--- begin STORED DATA ---

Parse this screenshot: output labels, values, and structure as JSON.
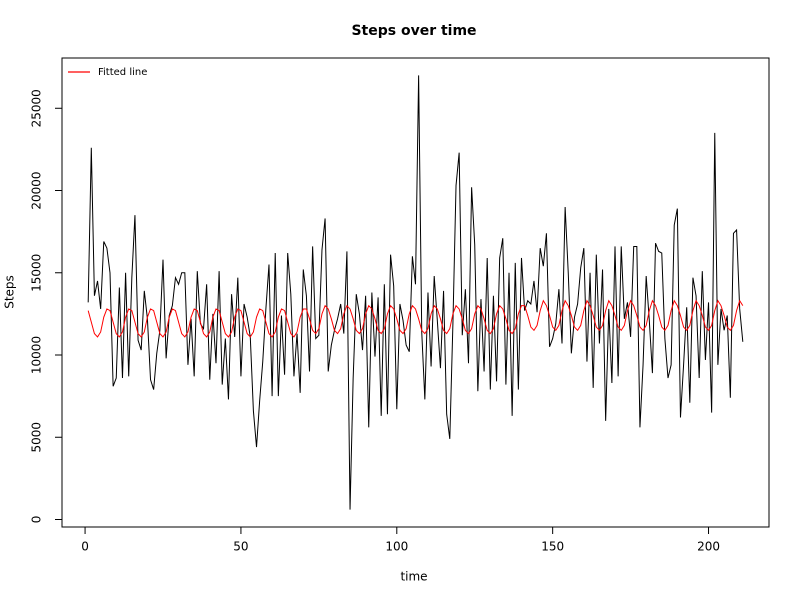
{
  "chart_data": {
    "type": "line",
    "title": "Steps over time",
    "x_label": "time",
    "y_label": "Steps",
    "x": [
      1,
      2,
      3,
      4,
      5,
      6,
      7,
      8,
      9,
      10,
      11,
      12,
      13,
      14,
      15,
      16,
      17,
      18,
      19,
      20,
      21,
      22,
      23,
      24,
      25,
      26,
      27,
      28,
      29,
      30,
      31,
      32,
      33,
      34,
      35,
      36,
      37,
      38,
      39,
      40,
      41,
      42,
      43,
      44,
      45,
      46,
      47,
      48,
      49,
      50,
      51,
      52,
      53,
      54,
      55,
      56,
      57,
      58,
      59,
      60,
      61,
      62,
      63,
      64,
      65,
      66,
      67,
      68,
      69,
      70,
      71,
      72,
      73,
      74,
      75,
      76,
      77,
      78,
      79,
      80,
      81,
      82,
      83,
      84,
      85,
      86,
      87,
      88,
      89,
      90,
      91,
      92,
      93,
      94,
      95,
      96,
      97,
      98,
      99,
      100,
      101,
      102,
      103,
      104,
      105,
      106,
      107,
      108,
      109,
      110,
      111,
      112,
      113,
      114,
      115,
      116,
      117,
      118,
      119,
      120,
      121,
      122,
      123,
      124,
      125,
      126,
      127,
      128,
      129,
      130,
      131,
      132,
      133,
      134,
      135,
      136,
      137,
      138,
      139,
      140,
      141,
      142,
      143,
      144,
      145,
      146,
      147,
      148,
      149,
      150,
      151,
      152,
      153,
      154,
      155,
      156,
      157,
      158,
      159,
      160,
      161,
      162,
      163,
      164,
      165,
      166,
      167,
      168,
      169,
      170,
      171,
      172,
      173,
      174,
      175,
      176,
      177,
      178,
      179,
      180,
      181,
      182,
      183,
      184,
      185,
      186,
      187,
      188,
      189,
      190,
      191,
      192,
      193,
      194,
      195,
      196,
      197,
      198,
      199,
      200,
      201,
      202,
      203,
      204,
      205,
      206,
      207,
      208,
      209,
      210,
      211
    ],
    "series": [
      {
        "color": "#000000",
        "values": [
          13200,
          22600,
          13600,
          14500,
          12800,
          16900,
          16500,
          15000,
          8100,
          8600,
          14100,
          8600,
          15000,
          8700,
          14700,
          18500,
          10900,
          10300,
          13900,
          12200,
          8500,
          7900,
          10100,
          11500,
          15800,
          9800,
          12400,
          13000,
          14700,
          14300,
          15000,
          15000,
          9400,
          12200,
          8700,
          15100,
          11900,
          11600,
          14300,
          8500,
          12500,
          9500,
          15100,
          8200,
          11000,
          7300,
          13700,
          11100,
          14700,
          8700,
          13100,
          12300,
          11100,
          6600,
          4400,
          7200,
          9600,
          12800,
          15500,
          7500,
          16200,
          7500,
          12400,
          8800,
          16200,
          13700,
          8700,
          11300,
          7700,
          15200,
          13600,
          9000,
          16600,
          11000,
          11200,
          16400,
          18300,
          9000,
          10600,
          11500,
          12200,
          13100,
          11300,
          16300,
          600,
          8600,
          13700,
          12500,
          10300,
          13600,
          5600,
          13800,
          9900,
          13500,
          6300,
          14300,
          6400,
          16100,
          14200,
          6700,
          13100,
          12100,
          10600,
          10200,
          16000,
          14300,
          27000,
          11400,
          7300,
          13800,
          9300,
          14800,
          12100,
          9200,
          13900,
          6400,
          4900,
          11900,
          20300,
          22300,
          11200,
          14000,
          9500,
          20200,
          16700,
          7800,
          13400,
          9000,
          15900,
          7900,
          13600,
          8400,
          15900,
          17100,
          8200,
          15000,
          6300,
          15600,
          7900,
          15900,
          12700,
          13300,
          13100,
          14500,
          12600,
          16500,
          15400,
          17400,
          10500,
          11000,
          11900,
          14000,
          10700,
          19000,
          15000,
          10100,
          12300,
          13100,
          15300,
          16500,
          9600,
          15000,
          8000,
          16100,
          10700,
          15200,
          6000,
          12800,
          8300,
          16600,
          8700,
          16600,
          12200,
          13200,
          11100,
          16600,
          16600,
          5600,
          9400,
          14800,
          12100,
          8900,
          16800,
          16300,
          16200,
          11000,
          8600,
          9400,
          17900,
          18900,
          6200,
          9400,
          12900,
          7100,
          14700,
          13600,
          8600,
          15100,
          9700,
          13200,
          6500,
          23500,
          9400,
          12800,
          11500,
          12400,
          7400,
          17400,
          17600,
          12800,
          10800
        ]
      },
      {
        "name": "Fitted line",
        "color": "#ff0000",
        "values": [
          12700,
          12000,
          11300,
          11100,
          11400,
          12300,
          12800,
          12700,
          12000,
          11300,
          11100,
          11400,
          12300,
          12800,
          12700,
          12000,
          11300,
          11100,
          11400,
          12300,
          12800,
          12700,
          12000,
          11300,
          11100,
          11400,
          12300,
          12800,
          12700,
          12000,
          11300,
          11100,
          11400,
          12300,
          12800,
          12700,
          12000,
          11300,
          11100,
          11400,
          12300,
          12800,
          12700,
          12000,
          11300,
          11100,
          11400,
          12300,
          12800,
          12700,
          12000,
          11300,
          11100,
          11400,
          12300,
          12800,
          12700,
          12000,
          11300,
          11100,
          11400,
          12300,
          12800,
          12700,
          12000,
          11300,
          11100,
          11400,
          12300,
          12800,
          12800,
          12200,
          11500,
          11300,
          11600,
          12500,
          13000,
          12800,
          12200,
          11500,
          11300,
          11600,
          12500,
          13000,
          12800,
          12200,
          11500,
          11300,
          11600,
          12500,
          13000,
          12800,
          12200,
          11500,
          11300,
          11600,
          12500,
          13000,
          12800,
          12200,
          11500,
          11300,
          11600,
          12500,
          13000,
          12800,
          12200,
          11500,
          11300,
          11600,
          12500,
          13000,
          12800,
          12200,
          11500,
          11300,
          11600,
          12500,
          13000,
          12800,
          12200,
          11500,
          11300,
          11600,
          12500,
          13000,
          12800,
          12200,
          11500,
          11300,
          11600,
          12500,
          13000,
          12800,
          12200,
          11500,
          11300,
          11600,
          12500,
          13000,
          13000,
          12400,
          11700,
          11500,
          11800,
          12700,
          13300,
          13000,
          12400,
          11700,
          11500,
          11800,
          12700,
          13300,
          13000,
          12400,
          11700,
          11500,
          11800,
          12700,
          13300,
          13000,
          12400,
          11700,
          11500,
          11800,
          12700,
          13300,
          13000,
          12400,
          11700,
          11500,
          11800,
          12700,
          13300,
          13000,
          12400,
          11700,
          11500,
          11800,
          12700,
          13300,
          13000,
          12400,
          11700,
          11500,
          11800,
          12700,
          13300,
          13000,
          12400,
          11700,
          11500,
          11800,
          12700,
          13300,
          13000,
          12400,
          11700,
          11500,
          11800,
          12700,
          13300,
          13000,
          12400,
          11700,
          11500,
          11800,
          12700,
          13300,
          13000
        ]
      }
    ],
    "xlim": [
      -7.4,
      219.4
    ],
    "ylim": [
      -456,
      28056
    ],
    "xticks": [
      0,
      50,
      100,
      150,
      200
    ],
    "yticks": [
      0,
      5000,
      10000,
      15000,
      20000,
      25000
    ],
    "legend": "topleft"
  }
}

--- end STORED DATA ---

> **EXERCISE GOAL**:
All the material shown above is to be copied exactly, with no pictures carried over.

> **ANSWER TO THE EXERCISE**:
Parse this screenshot: output labels, values, and structure as JSON.
{
  "chart_data": {
    "type": "line",
    "title": "Steps over time",
    "x_label": "time",
    "y_label": "Steps",
    "x": [
      1,
      2,
      3,
      4,
      5,
      6,
      7,
      8,
      9,
      10,
      11,
      12,
      13,
      14,
      15,
      16,
      17,
      18,
      19,
      20,
      21,
      22,
      23,
      24,
      25,
      26,
      27,
      28,
      29,
      30,
      31,
      32,
      33,
      34,
      35,
      36,
      37,
      38,
      39,
      40,
      41,
      42,
      43,
      44,
      45,
      46,
      47,
      48,
      49,
      50,
      51,
      52,
      53,
      54,
      55,
      56,
      57,
      58,
      59,
      60,
      61,
      62,
      63,
      64,
      65,
      66,
      67,
      68,
      69,
      70,
      71,
      72,
      73,
      74,
      75,
      76,
      77,
      78,
      79,
      80,
      81,
      82,
      83,
      84,
      85,
      86,
      87,
      88,
      89,
      90,
      91,
      92,
      93,
      94,
      95,
      96,
      97,
      98,
      99,
      100,
      101,
      102,
      103,
      104,
      105,
      106,
      107,
      108,
      109,
      110,
      111,
      112,
      113,
      114,
      115,
      116,
      117,
      118,
      119,
      120,
      121,
      122,
      123,
      124,
      125,
      126,
      127,
      128,
      129,
      130,
      131,
      132,
      133,
      134,
      135,
      136,
      137,
      138,
      139,
      140,
      141,
      142,
      143,
      144,
      145,
      146,
      147,
      148,
      149,
      150,
      151,
      152,
      153,
      154,
      155,
      156,
      157,
      158,
      159,
      160,
      161,
      162,
      163,
      164,
      165,
      166,
      167,
      168,
      169,
      170,
      171,
      172,
      173,
      174,
      175,
      176,
      177,
      178,
      179,
      180,
      181,
      182,
      183,
      184,
      185,
      186,
      187,
      188,
      189,
      190,
      191,
      192,
      193,
      194,
      195,
      196,
      197,
      198,
      199,
      200,
      201,
      202,
      203,
      204,
      205,
      206,
      207,
      208,
      209,
      210,
      211
    ],
    "series": [
      {
        "color": "#000000",
        "values": [
          13200,
          22600,
          13600,
          14500,
          12800,
          16900,
          16500,
          15000,
          8100,
          8600,
          14100,
          8600,
          15000,
          8700,
          14700,
          18500,
          10900,
          10300,
          13900,
          12200,
          8500,
          7900,
          10100,
          11500,
          15800,
          9800,
          12400,
          13000,
          14700,
          14300,
          15000,
          15000,
          9400,
          12200,
          8700,
          15100,
          11900,
          11600,
          14300,
          8500,
          12500,
          9500,
          15100,
          8200,
          11000,
          7300,
          13700,
          11100,
          14700,
          8700,
          13100,
          12300,
          11100,
          6600,
          4400,
          7200,
          9600,
          12800,
          15500,
          7500,
          16200,
          7500,
          12400,
          8800,
          16200,
          13700,
          8700,
          11300,
          7700,
          15200,
          13600,
          9000,
          16600,
          11000,
          11200,
          16400,
          18300,
          9000,
          10600,
          11500,
          12200,
          13100,
          11300,
          16300,
          600,
          8600,
          13700,
          12500,
          10300,
          13600,
          5600,
          13800,
          9900,
          13500,
          6300,
          14300,
          6400,
          16100,
          14200,
          6700,
          13100,
          12100,
          10600,
          10200,
          16000,
          14300,
          27000,
          11400,
          7300,
          13800,
          9300,
          14800,
          12100,
          9200,
          13900,
          6400,
          4900,
          11900,
          20300,
          22300,
          11200,
          14000,
          9500,
          20200,
          16700,
          7800,
          13400,
          9000,
          15900,
          7900,
          13600,
          8400,
          15900,
          17100,
          8200,
          15000,
          6300,
          15600,
          7900,
          15900,
          12700,
          13300,
          13100,
          14500,
          12600,
          16500,
          15400,
          17400,
          10500,
          11000,
          11900,
          14000,
          10700,
          19000,
          15000,
          10100,
          12300,
          13100,
          15300,
          16500,
          9600,
          15000,
          8000,
          16100,
          10700,
          15200,
          6000,
          12800,
          8300,
          16600,
          8700,
          16600,
          12200,
          13200,
          11100,
          16600,
          16600,
          5600,
          9400,
          14800,
          12100,
          8900,
          16800,
          16300,
          16200,
          11000,
          8600,
          9400,
          17900,
          18900,
          6200,
          9400,
          12900,
          7100,
          14700,
          13600,
          8600,
          15100,
          9700,
          13200,
          6500,
          23500,
          9400,
          12800,
          11500,
          12400,
          7400,
          17400,
          17600,
          12800,
          10800
        ]
      },
      {
        "name": "Fitted line",
        "color": "#ff0000",
        "values": [
          12700,
          12000,
          11300,
          11100,
          11400,
          12300,
          12800,
          12700,
          12000,
          11300,
          11100,
          11400,
          12300,
          12800,
          12700,
          12000,
          11300,
          11100,
          11400,
          12300,
          12800,
          12700,
          12000,
          11300,
          11100,
          11400,
          12300,
          12800,
          12700,
          12000,
          11300,
          11100,
          11400,
          12300,
          12800,
          12700,
          12000,
          11300,
          11100,
          11400,
          12300,
          12800,
          12700,
          12000,
          11300,
          11100,
          11400,
          12300,
          12800,
          12700,
          12000,
          11300,
          11100,
          11400,
          12300,
          12800,
          12700,
          12000,
          11300,
          11100,
          11400,
          12300,
          12800,
          12700,
          12000,
          11300,
          11100,
          11400,
          12300,
          12800,
          12800,
          12200,
          11500,
          11300,
          11600,
          12500,
          13000,
          12800,
          12200,
          11500,
          11300,
          11600,
          12500,
          13000,
          12800,
          12200,
          11500,
          11300,
          11600,
          12500,
          13000,
          12800,
          12200,
          11500,
          11300,
          11600,
          12500,
          13000,
          12800,
          12200,
          11500,
          11300,
          11600,
          12500,
          13000,
          12800,
          12200,
          11500,
          11300,
          11600,
          12500,
          13000,
          12800,
          12200,
          11500,
          11300,
          11600,
          12500,
          13000,
          12800,
          12200,
          11500,
          11300,
          11600,
          12500,
          13000,
          12800,
          12200,
          11500,
          11300,
          11600,
          12500,
          13000,
          12800,
          12200,
          11500,
          11300,
          11600,
          12500,
          13000,
          13000,
          12400,
          11700,
          11500,
          11800,
          12700,
          13300,
          13000,
          12400,
          11700,
          11500,
          11800,
          12700,
          13300,
          13000,
          12400,
          11700,
          11500,
          11800,
          12700,
          13300,
          13000,
          12400,
          11700,
          11500,
          11800,
          12700,
          13300,
          13000,
          12400,
          11700,
          11500,
          11800,
          12700,
          13300,
          13000,
          12400,
          11700,
          11500,
          11800,
          12700,
          13300,
          13000,
          12400,
          11700,
          11500,
          11800,
          12700,
          13300,
          13000,
          12400,
          11700,
          11500,
          11800,
          12700,
          13300,
          13000,
          12400,
          11700,
          11500,
          11800,
          12700,
          13300,
          13000,
          12400,
          11700,
          11500,
          11800,
          12700,
          13300,
          13000
        ]
      }
    ],
    "xlim": [
      -7.4,
      219.4
    ],
    "ylim": [
      -456,
      28056
    ],
    "xticks": [
      0,
      50,
      100,
      150,
      200
    ],
    "yticks": [
      0,
      5000,
      10000,
      15000,
      20000,
      25000
    ],
    "legend": "topleft"
  }
}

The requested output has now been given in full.